WHAT IS REQUIRED ::
Every entry that follows needs to be repeated exactly.

**** INPUT ****

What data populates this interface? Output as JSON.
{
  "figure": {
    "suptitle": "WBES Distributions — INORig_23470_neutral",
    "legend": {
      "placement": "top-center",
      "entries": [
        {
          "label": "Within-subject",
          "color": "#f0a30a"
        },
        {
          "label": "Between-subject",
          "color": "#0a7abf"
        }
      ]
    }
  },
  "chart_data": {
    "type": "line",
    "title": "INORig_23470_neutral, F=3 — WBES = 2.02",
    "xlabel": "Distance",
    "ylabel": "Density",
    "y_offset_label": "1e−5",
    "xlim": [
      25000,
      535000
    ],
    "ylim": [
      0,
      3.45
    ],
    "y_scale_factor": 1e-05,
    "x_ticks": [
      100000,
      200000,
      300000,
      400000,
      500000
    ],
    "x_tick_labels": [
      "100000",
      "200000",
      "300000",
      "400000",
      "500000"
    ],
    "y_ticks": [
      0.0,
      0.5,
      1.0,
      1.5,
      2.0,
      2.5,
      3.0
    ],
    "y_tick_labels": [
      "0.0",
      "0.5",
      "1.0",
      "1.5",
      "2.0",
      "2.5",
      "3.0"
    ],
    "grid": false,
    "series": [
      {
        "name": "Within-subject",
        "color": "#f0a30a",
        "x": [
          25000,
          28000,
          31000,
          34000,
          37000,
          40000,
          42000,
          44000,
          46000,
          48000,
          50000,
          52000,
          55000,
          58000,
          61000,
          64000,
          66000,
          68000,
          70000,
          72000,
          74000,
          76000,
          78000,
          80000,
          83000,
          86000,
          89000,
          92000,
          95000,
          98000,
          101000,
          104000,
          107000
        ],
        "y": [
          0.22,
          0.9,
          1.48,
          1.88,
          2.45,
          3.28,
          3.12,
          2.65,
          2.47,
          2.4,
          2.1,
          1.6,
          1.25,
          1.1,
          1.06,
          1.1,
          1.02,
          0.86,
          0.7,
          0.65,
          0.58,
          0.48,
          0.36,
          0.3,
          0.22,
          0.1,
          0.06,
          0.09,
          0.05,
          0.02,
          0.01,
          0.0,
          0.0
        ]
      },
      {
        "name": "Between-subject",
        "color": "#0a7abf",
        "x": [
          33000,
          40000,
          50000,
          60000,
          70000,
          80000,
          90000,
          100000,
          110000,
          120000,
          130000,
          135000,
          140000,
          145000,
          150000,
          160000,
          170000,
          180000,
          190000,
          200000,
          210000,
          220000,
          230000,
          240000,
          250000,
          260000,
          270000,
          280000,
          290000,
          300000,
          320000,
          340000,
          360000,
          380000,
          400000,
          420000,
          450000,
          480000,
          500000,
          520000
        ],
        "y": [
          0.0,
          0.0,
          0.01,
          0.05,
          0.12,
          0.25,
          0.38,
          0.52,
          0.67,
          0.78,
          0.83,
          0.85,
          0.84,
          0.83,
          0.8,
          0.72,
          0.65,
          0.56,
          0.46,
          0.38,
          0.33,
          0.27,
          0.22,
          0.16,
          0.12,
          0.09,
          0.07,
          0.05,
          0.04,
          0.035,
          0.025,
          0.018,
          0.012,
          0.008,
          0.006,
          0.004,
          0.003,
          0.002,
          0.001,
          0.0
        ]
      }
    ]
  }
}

****

COMPLETE ANSWER ::
What data populates this interface? Output as JSON.
{
  "figure": {
    "suptitle": "WBES Distributions — INORig_23470_neutral",
    "legend": {
      "placement": "top-center",
      "entries": [
        {
          "label": "Within-subject",
          "color": "#f0a30a"
        },
        {
          "label": "Between-subject",
          "color": "#0a7abf"
        }
      ]
    }
  },
  "chart_data": {
    "type": "line",
    "title": "INORig_23470_neutral, F=3 — WBES = 2.02",
    "xlabel": "Distance",
    "ylabel": "Density",
    "y_offset_label": "1e−5",
    "xlim": [
      25000,
      535000
    ],
    "ylim": [
      0,
      3.45
    ],
    "y_scale_factor": 1e-05,
    "x_ticks": [
      100000,
      200000,
      300000,
      400000,
      500000
    ],
    "x_tick_labels": [
      "100000",
      "200000",
      "300000",
      "400000",
      "500000"
    ],
    "y_ticks": [
      0.0,
      0.5,
      1.0,
      1.5,
      2.0,
      2.5,
      3.0
    ],
    "y_tick_labels": [
      "0.0",
      "0.5",
      "1.0",
      "1.5",
      "2.0",
      "2.5",
      "3.0"
    ],
    "grid": false,
    "series": [
      {
        "name": "Within-subject",
        "color": "#f0a30a",
        "x": [
          25000,
          28000,
          31000,
          34000,
          37000,
          40000,
          42000,
          44000,
          46000,
          48000,
          50000,
          52000,
          55000,
          58000,
          61000,
          64000,
          66000,
          68000,
          70000,
          72000,
          74000,
          76000,
          78000,
          80000,
          83000,
          86000,
          89000,
          92000,
          95000,
          98000,
          101000,
          104000,
          107000
        ],
        "y": [
          0.22,
          0.9,
          1.48,
          1.88,
          2.45,
          3.28,
          3.12,
          2.65,
          2.47,
          2.4,
          2.1,
          1.6,
          1.25,
          1.1,
          1.06,
          1.1,
          1.02,
          0.86,
          0.7,
          0.65,
          0.58,
          0.48,
          0.36,
          0.3,
          0.22,
          0.1,
          0.06,
          0.09,
          0.05,
          0.02,
          0.01,
          0.0,
          0.0
        ]
      },
      {
        "name": "Between-subject",
        "color": "#0a7abf",
        "x": [
          33000,
          40000,
          50000,
          60000,
          70000,
          80000,
          90000,
          100000,
          110000,
          120000,
          130000,
          135000,
          140000,
          145000,
          150000,
          160000,
          170000,
          180000,
          190000,
          200000,
          210000,
          220000,
          230000,
          240000,
          250000,
          260000,
          270000,
          280000,
          290000,
          300000,
          320000,
          340000,
          360000,
          380000,
          400000,
          420000,
          450000,
          480000,
          500000,
          520000
        ],
        "y": [
          0.0,
          0.0,
          0.01,
          0.05,
          0.12,
          0.25,
          0.38,
          0.52,
          0.67,
          0.78,
          0.83,
          0.85,
          0.84,
          0.83,
          0.8,
          0.72,
          0.65,
          0.56,
          0.46,
          0.38,
          0.33,
          0.27,
          0.22,
          0.16,
          0.12,
          0.09,
          0.07,
          0.05,
          0.04,
          0.035,
          0.025,
          0.018,
          0.012,
          0.008,
          0.006,
          0.004,
          0.003,
          0.002,
          0.001,
          0.0
        ]
      }
    ]
  }
}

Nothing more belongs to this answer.